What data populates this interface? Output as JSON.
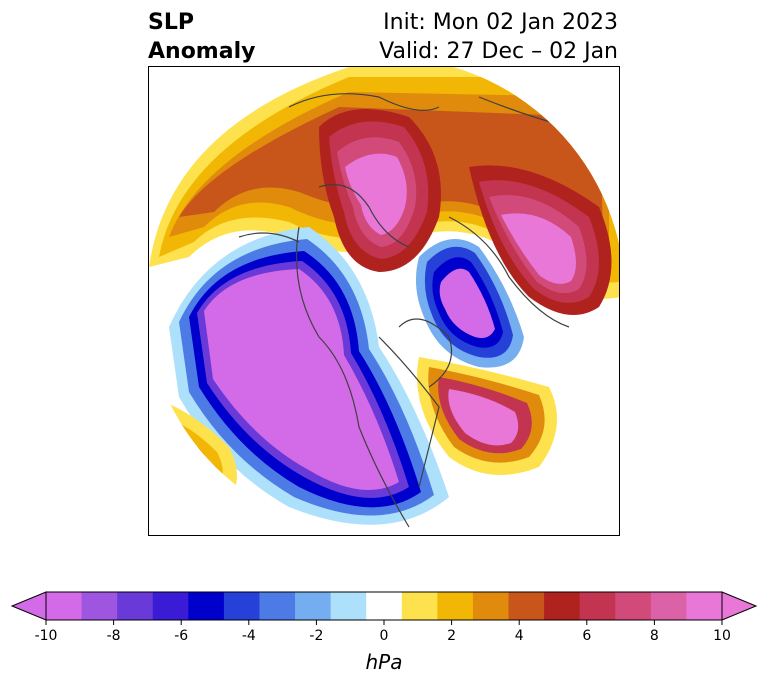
{
  "title": {
    "left_line1": "SLP",
    "left_line2": "Anomaly",
    "right_line1": "Init: Mon 02 Jan 2023",
    "right_line2": "Valid: 27 Dec – 02 Jan"
  },
  "colorbar": {
    "label": "hPa",
    "extend": "both",
    "levels": [
      -10,
      -9,
      -8,
      -7,
      -6,
      -5,
      -4,
      -3,
      -2,
      -1,
      1,
      2,
      3,
      4,
      5,
      6,
      7,
      8,
      9,
      10
    ],
    "colors": [
      "#d36ae8",
      "#9e55e0",
      "#6a3ad9",
      "#3a1bd6",
      "#0000cc",
      "#2541d8",
      "#4d7be6",
      "#75aef0",
      "#ade0fa",
      "#ffffff",
      "#fde24d",
      "#f2b705",
      "#e08b0c",
      "#c8561a",
      "#b0221e",
      "#c2344f",
      "#d14a7a",
      "#dc62a8",
      "#e877d8"
    ],
    "ticks": [
      "-10",
      "-8",
      "-6",
      "-4",
      "-2",
      "0",
      "2",
      "4",
      "6",
      "8",
      "10"
    ]
  },
  "map": {
    "projection": "north polar stereographic",
    "features": [
      "positive anomaly over Siberia",
      "positive anomaly over Europe/Scandinavia",
      "positive anomaly over North Atlantic",
      "negative anomaly over Alaska/North Pacific",
      "negative anomaly over North America",
      "negative anomaly over Greenland/Arctic"
    ]
  }
}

● **REQUEST**
From the listing above, find the number of lines with the word "positive" in them. Answer with the number only.

● **EXERCISE ANSWER**
3